**** PROVIDED RECORDS ****

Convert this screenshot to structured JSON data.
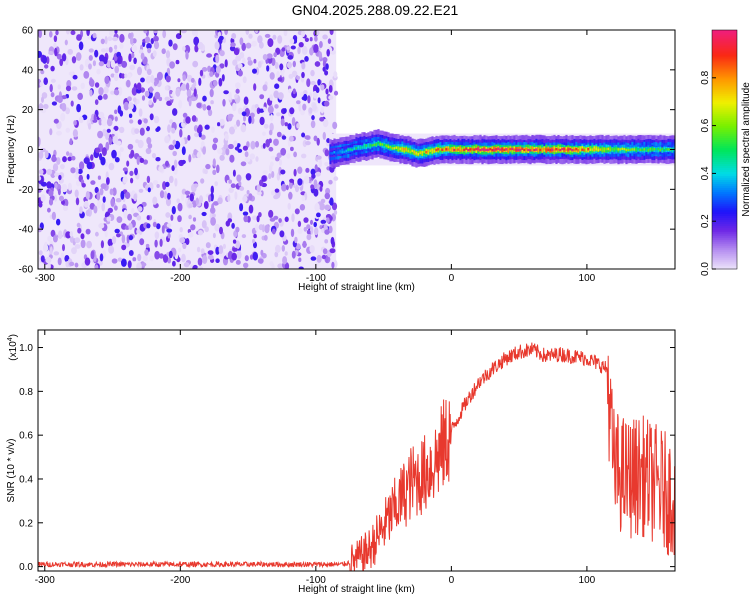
{
  "title": "GN04.2025.288.09.22.E21",
  "chart_data": [
    {
      "type": "heatmap",
      "xlabel": "Height of straight line (km)",
      "ylabel": "Frequency (Hz)",
      "xlim": [
        -305,
        165
      ],
      "ylim": [
        -60,
        60
      ],
      "xticks": [
        -300,
        -200,
        -100,
        0,
        100
      ],
      "yticks": [
        -60,
        -40,
        -20,
        0,
        20,
        40,
        60
      ],
      "colorbar": {
        "label": "Normalized spectral amplitude",
        "range": [
          0,
          1
        ],
        "ticks": [
          0.0,
          0.2,
          0.4,
          0.6,
          0.8
        ]
      },
      "noise_region": {
        "x": [
          -305,
          -85
        ],
        "amplitude": 0.2
      },
      "signal_band": [
        {
          "x": -90,
          "freq": -2,
          "amplitude": 0.3
        },
        {
          "x": -80,
          "freq": -1,
          "amplitude": 0.4
        },
        {
          "x": -70,
          "freq": 1,
          "amplitude": 0.45
        },
        {
          "x": -60,
          "freq": 2,
          "amplitude": 0.5
        },
        {
          "x": -55,
          "freq": 3,
          "amplitude": 0.55
        },
        {
          "x": -45,
          "freq": 1,
          "amplitude": 0.6
        },
        {
          "x": -35,
          "freq": 0,
          "amplitude": 0.75
        },
        {
          "x": -25,
          "freq": -2,
          "amplitude": 0.7
        },
        {
          "x": -10,
          "freq": 0,
          "amplitude": 0.8
        },
        {
          "x": 0,
          "freq": 0,
          "amplitude": 0.85
        },
        {
          "x": 20,
          "freq": 0,
          "amplitude": 0.95
        },
        {
          "x": 40,
          "freq": 0,
          "amplitude": 0.95
        },
        {
          "x": 60,
          "freq": 0,
          "amplitude": 0.9
        },
        {
          "x": 80,
          "freq": 0,
          "amplitude": 0.95
        },
        {
          "x": 100,
          "freq": 0,
          "amplitude": 0.8
        },
        {
          "x": 120,
          "freq": 0,
          "amplitude": 0.6
        },
        {
          "x": 140,
          "freq": 0,
          "amplitude": 0.55
        },
        {
          "x": 165,
          "freq": 0,
          "amplitude": 0.5
        }
      ]
    },
    {
      "type": "line",
      "xlabel": "Height of straight line (km)",
      "ylabel": "SNR (10 * v/v)",
      "multiplier_label": "(x10",
      "multiplier_exp": "4",
      "xlim": [
        -305,
        165
      ],
      "ylim": [
        -0.02,
        1.08
      ],
      "xticks": [
        -300,
        -200,
        -100,
        0,
        100
      ],
      "yticks": [
        0.0,
        0.2,
        0.4,
        0.6,
        0.8,
        1.0
      ],
      "color": "#e8392e",
      "series": [
        {
          "x": [
            -305,
            -250,
            -200,
            -150,
            -100,
            -80,
            -70,
            -60,
            -50,
            -40,
            -30,
            -20,
            -10,
            0,
            10,
            20,
            30,
            40,
            50,
            60,
            70,
            80,
            90,
            100,
            110,
            115,
            118,
            120,
            130,
            140,
            150,
            160,
            165
          ],
          "values": [
            0.01,
            0.01,
            0.01,
            0.01,
            0.01,
            0.01,
            0.03,
            0.08,
            0.18,
            0.28,
            0.38,
            0.42,
            0.5,
            0.62,
            0.74,
            0.84,
            0.9,
            0.95,
            0.98,
            0.99,
            0.96,
            0.97,
            0.96,
            0.95,
            0.92,
            0.9,
            0.6,
            0.45,
            0.4,
            0.42,
            0.38,
            0.33,
            0.32
          ]
        }
      ]
    }
  ]
}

****

WHAT YOU WILL DO: Search the listing for the string "ylabel". Copy each line where it turns up.

THE ANSWER:
      "ylabel": "Frequency (Hz)",
      "ylabel": "SNR (10 * v/v)",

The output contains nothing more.